[Data items]
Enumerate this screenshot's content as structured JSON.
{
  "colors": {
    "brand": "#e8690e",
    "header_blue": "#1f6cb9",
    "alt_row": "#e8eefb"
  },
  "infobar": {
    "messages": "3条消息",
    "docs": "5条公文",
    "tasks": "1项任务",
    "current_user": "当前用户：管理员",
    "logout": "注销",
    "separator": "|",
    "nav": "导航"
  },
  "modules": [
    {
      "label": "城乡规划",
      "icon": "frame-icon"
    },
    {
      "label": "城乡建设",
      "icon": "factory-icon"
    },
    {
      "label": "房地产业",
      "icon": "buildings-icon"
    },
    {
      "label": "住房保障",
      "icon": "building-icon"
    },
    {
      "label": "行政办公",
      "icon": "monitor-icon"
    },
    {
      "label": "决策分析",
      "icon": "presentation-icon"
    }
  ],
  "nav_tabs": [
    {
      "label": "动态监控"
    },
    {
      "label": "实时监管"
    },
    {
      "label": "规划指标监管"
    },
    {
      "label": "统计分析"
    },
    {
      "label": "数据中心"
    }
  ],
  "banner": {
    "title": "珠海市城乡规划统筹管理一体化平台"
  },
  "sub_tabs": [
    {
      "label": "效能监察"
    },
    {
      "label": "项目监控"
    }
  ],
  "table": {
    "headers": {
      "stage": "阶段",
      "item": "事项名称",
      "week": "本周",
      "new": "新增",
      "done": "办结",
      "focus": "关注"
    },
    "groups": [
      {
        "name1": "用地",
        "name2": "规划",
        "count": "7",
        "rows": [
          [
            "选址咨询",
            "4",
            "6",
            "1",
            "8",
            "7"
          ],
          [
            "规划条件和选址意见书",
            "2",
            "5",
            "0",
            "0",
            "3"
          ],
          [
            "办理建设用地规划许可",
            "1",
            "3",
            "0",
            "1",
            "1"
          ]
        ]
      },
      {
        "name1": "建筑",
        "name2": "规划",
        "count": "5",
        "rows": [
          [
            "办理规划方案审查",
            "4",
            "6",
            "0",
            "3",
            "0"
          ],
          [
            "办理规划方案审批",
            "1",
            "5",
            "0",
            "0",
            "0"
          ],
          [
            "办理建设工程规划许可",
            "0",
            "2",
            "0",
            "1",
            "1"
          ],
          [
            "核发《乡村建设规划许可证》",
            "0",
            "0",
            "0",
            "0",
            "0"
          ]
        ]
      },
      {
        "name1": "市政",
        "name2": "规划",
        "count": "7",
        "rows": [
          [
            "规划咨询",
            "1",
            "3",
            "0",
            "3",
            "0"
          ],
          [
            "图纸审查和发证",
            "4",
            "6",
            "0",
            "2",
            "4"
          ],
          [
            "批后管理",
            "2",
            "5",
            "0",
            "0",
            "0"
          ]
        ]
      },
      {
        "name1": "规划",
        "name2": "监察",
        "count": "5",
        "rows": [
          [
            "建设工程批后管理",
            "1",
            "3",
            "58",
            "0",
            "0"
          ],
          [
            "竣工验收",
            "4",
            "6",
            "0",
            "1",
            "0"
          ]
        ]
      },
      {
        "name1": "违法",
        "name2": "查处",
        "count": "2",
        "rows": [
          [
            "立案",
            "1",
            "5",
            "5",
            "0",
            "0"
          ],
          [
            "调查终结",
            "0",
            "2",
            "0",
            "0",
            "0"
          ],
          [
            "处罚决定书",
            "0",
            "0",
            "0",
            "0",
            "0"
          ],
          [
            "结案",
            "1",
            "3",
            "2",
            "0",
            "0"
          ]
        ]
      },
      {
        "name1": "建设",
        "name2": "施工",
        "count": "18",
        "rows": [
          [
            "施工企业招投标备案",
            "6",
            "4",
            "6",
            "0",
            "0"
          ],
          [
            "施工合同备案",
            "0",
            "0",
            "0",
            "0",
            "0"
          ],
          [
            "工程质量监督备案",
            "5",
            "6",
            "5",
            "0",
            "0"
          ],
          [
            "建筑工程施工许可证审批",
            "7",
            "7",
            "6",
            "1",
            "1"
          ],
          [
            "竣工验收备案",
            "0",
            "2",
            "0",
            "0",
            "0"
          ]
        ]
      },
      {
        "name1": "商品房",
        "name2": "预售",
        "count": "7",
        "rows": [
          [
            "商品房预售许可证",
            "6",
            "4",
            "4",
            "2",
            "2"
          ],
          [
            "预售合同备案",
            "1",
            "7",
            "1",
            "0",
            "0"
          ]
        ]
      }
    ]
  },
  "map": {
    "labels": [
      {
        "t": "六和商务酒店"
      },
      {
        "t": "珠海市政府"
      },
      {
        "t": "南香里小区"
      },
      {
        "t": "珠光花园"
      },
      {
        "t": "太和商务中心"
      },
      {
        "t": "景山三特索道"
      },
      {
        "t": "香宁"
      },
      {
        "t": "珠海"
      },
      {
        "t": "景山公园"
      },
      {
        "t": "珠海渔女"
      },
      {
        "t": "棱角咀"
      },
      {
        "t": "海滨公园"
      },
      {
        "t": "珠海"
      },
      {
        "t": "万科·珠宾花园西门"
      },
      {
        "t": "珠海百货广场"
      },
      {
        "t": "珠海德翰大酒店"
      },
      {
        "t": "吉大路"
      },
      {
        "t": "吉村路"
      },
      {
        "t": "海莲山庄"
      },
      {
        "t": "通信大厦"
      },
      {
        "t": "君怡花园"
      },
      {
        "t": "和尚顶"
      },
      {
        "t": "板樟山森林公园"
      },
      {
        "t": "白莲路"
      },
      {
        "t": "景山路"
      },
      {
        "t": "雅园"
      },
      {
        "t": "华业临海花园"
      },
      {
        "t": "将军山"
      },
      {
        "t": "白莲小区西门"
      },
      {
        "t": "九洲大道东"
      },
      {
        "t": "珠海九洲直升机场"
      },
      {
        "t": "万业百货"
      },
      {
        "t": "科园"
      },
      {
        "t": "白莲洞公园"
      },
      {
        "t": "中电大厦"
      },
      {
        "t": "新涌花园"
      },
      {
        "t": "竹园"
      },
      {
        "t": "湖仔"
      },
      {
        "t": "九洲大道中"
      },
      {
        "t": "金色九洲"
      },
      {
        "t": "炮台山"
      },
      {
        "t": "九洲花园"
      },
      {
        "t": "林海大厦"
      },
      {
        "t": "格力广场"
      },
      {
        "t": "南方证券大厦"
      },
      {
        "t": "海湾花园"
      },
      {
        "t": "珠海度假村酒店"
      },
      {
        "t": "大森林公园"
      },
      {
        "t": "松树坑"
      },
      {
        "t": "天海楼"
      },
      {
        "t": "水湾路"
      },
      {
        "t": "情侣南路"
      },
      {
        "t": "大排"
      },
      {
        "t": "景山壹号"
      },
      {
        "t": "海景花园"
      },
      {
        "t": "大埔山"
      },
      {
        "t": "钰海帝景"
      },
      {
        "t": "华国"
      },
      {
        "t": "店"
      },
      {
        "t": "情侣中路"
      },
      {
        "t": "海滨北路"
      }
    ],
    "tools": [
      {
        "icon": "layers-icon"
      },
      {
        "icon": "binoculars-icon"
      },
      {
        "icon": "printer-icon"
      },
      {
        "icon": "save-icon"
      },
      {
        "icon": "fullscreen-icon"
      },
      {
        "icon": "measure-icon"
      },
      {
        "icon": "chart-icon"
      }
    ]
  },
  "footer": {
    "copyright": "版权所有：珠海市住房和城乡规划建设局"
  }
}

### Instructions to follow
Extract the data in full. Keep it word for word.

### Solved exercise
Enumerate this screenshot's content as structured JSON.
{
  "colors": {
    "brand": "#e8690e",
    "header_blue": "#1f6cb9",
    "alt_row": "#e8eefb"
  },
  "infobar": {
    "messages": "3条消息",
    "docs": "5条公文",
    "tasks": "1项任务",
    "current_user": "当前用户：管理员",
    "logout": "注销",
    "separator": "|",
    "nav": "导航"
  },
  "modules": [
    {
      "label": "城乡规划",
      "icon": "frame-icon"
    },
    {
      "label": "城乡建设",
      "icon": "factory-icon"
    },
    {
      "label": "房地产业",
      "icon": "buildings-icon"
    },
    {
      "label": "住房保障",
      "icon": "building-icon"
    },
    {
      "label": "行政办公",
      "icon": "monitor-icon"
    },
    {
      "label": "决策分析",
      "icon": "presentation-icon"
    }
  ],
  "nav_tabs": [
    {
      "label": "动态监控"
    },
    {
      "label": "实时监管"
    },
    {
      "label": "规划指标监管"
    },
    {
      "label": "统计分析"
    },
    {
      "label": "数据中心"
    }
  ],
  "banner": {
    "title": "珠海市城乡规划统筹管理一体化平台"
  },
  "sub_tabs": [
    {
      "label": "效能监察"
    },
    {
      "label": "项目监控"
    }
  ],
  "table": {
    "headers": {
      "stage": "阶段",
      "item": "事项名称",
      "week": "本周",
      "new": "新增",
      "done": "办结",
      "focus": "关注"
    },
    "groups": [
      {
        "name1": "用地",
        "name2": "规划",
        "count": "7",
        "rows": [
          [
            "选址咨询",
            "4",
            "6",
            "1",
            "8",
            "7"
          ],
          [
            "规划条件和选址意见书",
            "2",
            "5",
            "0",
            "0",
            "3"
          ],
          [
            "办理建设用地规划许可",
            "1",
            "3",
            "0",
            "1",
            "1"
          ]
        ]
      },
      {
        "name1": "建筑",
        "name2": "规划",
        "count": "5",
        "rows": [
          [
            "办理规划方案审查",
            "4",
            "6",
            "0",
            "3",
            "0"
          ],
          [
            "办理规划方案审批",
            "1",
            "5",
            "0",
            "0",
            "0"
          ],
          [
            "办理建设工程规划许可",
            "0",
            "2",
            "0",
            "1",
            "1"
          ],
          [
            "核发《乡村建设规划许可证》",
            "0",
            "0",
            "0",
            "0",
            "0"
          ]
        ]
      },
      {
        "name1": "市政",
        "name2": "规划",
        "count": "7",
        "rows": [
          [
            "规划咨询",
            "1",
            "3",
            "0",
            "3",
            "0"
          ],
          [
            "图纸审查和发证",
            "4",
            "6",
            "0",
            "2",
            "4"
          ],
          [
            "批后管理",
            "2",
            "5",
            "0",
            "0",
            "0"
          ]
        ]
      },
      {
        "name1": "规划",
        "name2": "监察",
        "count": "5",
        "rows": [
          [
            "建设工程批后管理",
            "1",
            "3",
            "58",
            "0",
            "0"
          ],
          [
            "竣工验收",
            "4",
            "6",
            "0",
            "1",
            "0"
          ]
        ]
      },
      {
        "name1": "违法",
        "name2": "查处",
        "count": "2",
        "rows": [
          [
            "立案",
            "1",
            "5",
            "5",
            "0",
            "0"
          ],
          [
            "调查终结",
            "0",
            "2",
            "0",
            "0",
            "0"
          ],
          [
            "处罚决定书",
            "0",
            "0",
            "0",
            "0",
            "0"
          ],
          [
            "结案",
            "1",
            "3",
            "2",
            "0",
            "0"
          ]
        ]
      },
      {
        "name1": "建设",
        "name2": "施工",
        "count": "18",
        "rows": [
          [
            "施工企业招投标备案",
            "6",
            "4",
            "6",
            "0",
            "0"
          ],
          [
            "施工合同备案",
            "0",
            "0",
            "0",
            "0",
            "0"
          ],
          [
            "工程质量监督备案",
            "5",
            "6",
            "5",
            "0",
            "0"
          ],
          [
            "建筑工程施工许可证审批",
            "7",
            "7",
            "6",
            "1",
            "1"
          ],
          [
            "竣工验收备案",
            "0",
            "2",
            "0",
            "0",
            "0"
          ]
        ]
      },
      {
        "name1": "商品房",
        "name2": "预售",
        "count": "7",
        "rows": [
          [
            "商品房预售许可证",
            "6",
            "4",
            "4",
            "2",
            "2"
          ],
          [
            "预售合同备案",
            "1",
            "7",
            "1",
            "0",
            "0"
          ]
        ]
      }
    ]
  },
  "map": {
    "labels": [
      {
        "t": "六和商务酒店"
      },
      {
        "t": "珠海市政府"
      },
      {
        "t": "南香里小区"
      },
      {
        "t": "珠光花园"
      },
      {
        "t": "太和商务中心"
      },
      {
        "t": "景山三特索道"
      },
      {
        "t": "香宁"
      },
      {
        "t": "珠海"
      },
      {
        "t": "景山公园"
      },
      {
        "t": "珠海渔女"
      },
      {
        "t": "棱角咀"
      },
      {
        "t": "海滨公园"
      },
      {
        "t": "珠海"
      },
      {
        "t": "万科·珠宾花园西门"
      },
      {
        "t": "珠海百货广场"
      },
      {
        "t": "珠海德翰大酒店"
      },
      {
        "t": "吉大路"
      },
      {
        "t": "吉村路"
      },
      {
        "t": "海莲山庄"
      },
      {
        "t": "通信大厦"
      },
      {
        "t": "君怡花园"
      },
      {
        "t": "和尚顶"
      },
      {
        "t": "板樟山森林公园"
      },
      {
        "t": "白莲路"
      },
      {
        "t": "景山路"
      },
      {
        "t": "雅园"
      },
      {
        "t": "华业临海花园"
      },
      {
        "t": "将军山"
      },
      {
        "t": "白莲小区西门"
      },
      {
        "t": "九洲大道东"
      },
      {
        "t": "珠海九洲直升机场"
      },
      {
        "t": "万业百货"
      },
      {
        "t": "科园"
      },
      {
        "t": "白莲洞公园"
      },
      {
        "t": "中电大厦"
      },
      {
        "t": "新涌花园"
      },
      {
        "t": "竹园"
      },
      {
        "t": "湖仔"
      },
      {
        "t": "九洲大道中"
      },
      {
        "t": "金色九洲"
      },
      {
        "t": "炮台山"
      },
      {
        "t": "九洲花园"
      },
      {
        "t": "林海大厦"
      },
      {
        "t": "格力广场"
      },
      {
        "t": "南方证券大厦"
      },
      {
        "t": "海湾花园"
      },
      {
        "t": "珠海度假村酒店"
      },
      {
        "t": "大森林公园"
      },
      {
        "t": "松树坑"
      },
      {
        "t": "天海楼"
      },
      {
        "t": "水湾路"
      },
      {
        "t": "情侣南路"
      },
      {
        "t": "大排"
      },
      {
        "t": "景山壹号"
      },
      {
        "t": "海景花园"
      },
      {
        "t": "大埔山"
      },
      {
        "t": "钰海帝景"
      },
      {
        "t": "华国"
      },
      {
        "t": "店"
      },
      {
        "t": "情侣中路"
      },
      {
        "t": "海滨北路"
      }
    ],
    "tools": [
      {
        "icon": "layers-icon"
      },
      {
        "icon": "binoculars-icon"
      },
      {
        "icon": "printer-icon"
      },
      {
        "icon": "save-icon"
      },
      {
        "icon": "fullscreen-icon"
      },
      {
        "icon": "measure-icon"
      },
      {
        "icon": "chart-icon"
      }
    ]
  },
  "footer": {
    "copyright": "版权所有：珠海市住房和城乡规划建设局"
  }
}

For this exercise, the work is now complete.